▼

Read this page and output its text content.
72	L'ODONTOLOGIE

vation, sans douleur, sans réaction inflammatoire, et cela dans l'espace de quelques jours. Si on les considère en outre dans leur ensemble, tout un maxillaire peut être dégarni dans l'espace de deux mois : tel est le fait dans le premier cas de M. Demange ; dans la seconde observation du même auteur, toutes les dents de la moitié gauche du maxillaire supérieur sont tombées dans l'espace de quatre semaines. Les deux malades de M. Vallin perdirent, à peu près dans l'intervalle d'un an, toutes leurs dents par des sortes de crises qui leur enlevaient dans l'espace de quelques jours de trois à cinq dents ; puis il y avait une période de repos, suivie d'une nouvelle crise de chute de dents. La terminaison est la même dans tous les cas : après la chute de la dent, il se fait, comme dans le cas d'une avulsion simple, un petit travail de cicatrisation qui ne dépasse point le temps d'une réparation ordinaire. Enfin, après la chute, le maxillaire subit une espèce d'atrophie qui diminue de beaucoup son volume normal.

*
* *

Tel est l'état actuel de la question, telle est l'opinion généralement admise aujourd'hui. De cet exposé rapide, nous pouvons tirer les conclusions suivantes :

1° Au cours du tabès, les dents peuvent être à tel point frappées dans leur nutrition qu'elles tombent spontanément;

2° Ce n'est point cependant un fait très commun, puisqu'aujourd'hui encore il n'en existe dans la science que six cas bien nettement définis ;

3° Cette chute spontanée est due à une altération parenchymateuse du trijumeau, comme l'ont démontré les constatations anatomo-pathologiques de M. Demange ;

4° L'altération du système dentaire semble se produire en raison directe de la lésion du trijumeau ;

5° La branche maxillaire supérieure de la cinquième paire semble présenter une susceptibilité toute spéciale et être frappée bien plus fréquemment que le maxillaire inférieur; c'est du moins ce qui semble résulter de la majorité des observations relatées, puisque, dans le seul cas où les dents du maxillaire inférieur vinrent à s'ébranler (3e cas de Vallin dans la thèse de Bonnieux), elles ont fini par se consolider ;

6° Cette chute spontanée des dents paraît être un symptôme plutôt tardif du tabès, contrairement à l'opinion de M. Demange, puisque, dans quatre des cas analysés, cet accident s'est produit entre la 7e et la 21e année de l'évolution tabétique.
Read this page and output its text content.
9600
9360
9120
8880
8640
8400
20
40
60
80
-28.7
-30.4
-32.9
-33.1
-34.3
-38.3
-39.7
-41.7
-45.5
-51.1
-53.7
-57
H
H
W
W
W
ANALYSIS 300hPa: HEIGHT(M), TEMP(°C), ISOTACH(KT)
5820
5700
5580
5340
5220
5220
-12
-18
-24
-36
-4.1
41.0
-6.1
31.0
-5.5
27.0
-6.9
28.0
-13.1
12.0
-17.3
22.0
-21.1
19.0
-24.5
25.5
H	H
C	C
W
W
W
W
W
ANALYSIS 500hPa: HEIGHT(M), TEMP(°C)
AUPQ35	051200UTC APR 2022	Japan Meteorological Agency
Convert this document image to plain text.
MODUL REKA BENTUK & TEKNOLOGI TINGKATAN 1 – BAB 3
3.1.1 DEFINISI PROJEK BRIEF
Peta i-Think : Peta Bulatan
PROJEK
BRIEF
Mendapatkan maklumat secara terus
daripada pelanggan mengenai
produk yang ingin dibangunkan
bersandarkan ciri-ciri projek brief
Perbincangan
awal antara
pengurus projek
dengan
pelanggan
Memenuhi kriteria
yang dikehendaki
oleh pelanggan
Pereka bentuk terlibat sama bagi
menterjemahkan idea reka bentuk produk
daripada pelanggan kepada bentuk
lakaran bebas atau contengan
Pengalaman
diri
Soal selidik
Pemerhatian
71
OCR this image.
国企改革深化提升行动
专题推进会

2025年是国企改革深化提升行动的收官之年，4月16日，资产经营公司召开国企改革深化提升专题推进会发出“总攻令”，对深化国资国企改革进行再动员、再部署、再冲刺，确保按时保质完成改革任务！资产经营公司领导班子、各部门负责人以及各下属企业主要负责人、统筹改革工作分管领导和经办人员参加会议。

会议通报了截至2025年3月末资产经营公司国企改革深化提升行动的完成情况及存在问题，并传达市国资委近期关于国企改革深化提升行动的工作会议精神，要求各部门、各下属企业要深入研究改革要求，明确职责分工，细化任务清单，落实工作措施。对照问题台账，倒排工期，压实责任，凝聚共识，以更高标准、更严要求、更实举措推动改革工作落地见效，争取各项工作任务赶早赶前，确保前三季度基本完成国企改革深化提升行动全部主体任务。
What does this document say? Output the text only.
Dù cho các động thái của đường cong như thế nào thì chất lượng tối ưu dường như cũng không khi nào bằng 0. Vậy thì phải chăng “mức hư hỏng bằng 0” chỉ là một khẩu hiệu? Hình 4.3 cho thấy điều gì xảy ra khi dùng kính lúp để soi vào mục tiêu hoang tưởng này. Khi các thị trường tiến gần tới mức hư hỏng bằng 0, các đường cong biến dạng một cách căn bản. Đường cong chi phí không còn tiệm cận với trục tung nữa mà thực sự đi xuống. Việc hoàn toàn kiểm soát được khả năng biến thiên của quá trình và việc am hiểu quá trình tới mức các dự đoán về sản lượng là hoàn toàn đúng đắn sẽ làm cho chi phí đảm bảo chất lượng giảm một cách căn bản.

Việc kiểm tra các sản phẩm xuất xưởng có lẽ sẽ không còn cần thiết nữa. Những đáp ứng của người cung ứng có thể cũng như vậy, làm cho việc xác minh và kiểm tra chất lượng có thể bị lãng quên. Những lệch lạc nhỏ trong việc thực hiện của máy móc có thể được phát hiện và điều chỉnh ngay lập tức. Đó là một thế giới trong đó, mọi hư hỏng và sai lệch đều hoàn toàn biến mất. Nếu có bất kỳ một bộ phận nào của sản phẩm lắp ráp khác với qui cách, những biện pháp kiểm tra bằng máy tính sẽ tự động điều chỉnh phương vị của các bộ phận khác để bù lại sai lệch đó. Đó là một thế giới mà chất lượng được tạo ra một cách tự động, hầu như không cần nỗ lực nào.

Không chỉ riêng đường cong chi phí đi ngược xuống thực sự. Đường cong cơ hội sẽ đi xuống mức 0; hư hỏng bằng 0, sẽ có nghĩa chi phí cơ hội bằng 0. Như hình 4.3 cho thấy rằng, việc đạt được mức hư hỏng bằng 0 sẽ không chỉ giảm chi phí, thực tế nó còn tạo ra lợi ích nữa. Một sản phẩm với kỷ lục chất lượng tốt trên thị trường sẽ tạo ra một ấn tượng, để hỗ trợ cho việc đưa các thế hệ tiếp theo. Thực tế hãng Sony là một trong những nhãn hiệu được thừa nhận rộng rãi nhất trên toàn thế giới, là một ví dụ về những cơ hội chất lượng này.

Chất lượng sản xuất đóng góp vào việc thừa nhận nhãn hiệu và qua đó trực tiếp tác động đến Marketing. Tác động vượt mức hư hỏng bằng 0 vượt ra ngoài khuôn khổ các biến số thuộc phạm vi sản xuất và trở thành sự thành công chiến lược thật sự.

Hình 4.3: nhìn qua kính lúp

▲

Scan the lines for the string "elles". Copy out each line that matches.

1° Au cours du tabès, les dents peuvent être à tel point frappées dans leur nutrition qu'elles tombent spontanément;
5° La branche maxillaire supérieure de la cinquième paire semble présenter une susceptibilité toute spéciale et être frappée bien plus fréquemment que le maxillaire inférieur; c'est du moins ce qui semble résulter de la majorité des observations relatées, puisque, dans le seul cas où les dents du maxillaire inférieur vinrent à s'ébranler (3e cas de Vallin dans la thèse de Bonnieux), elles ont fini par se consolider ;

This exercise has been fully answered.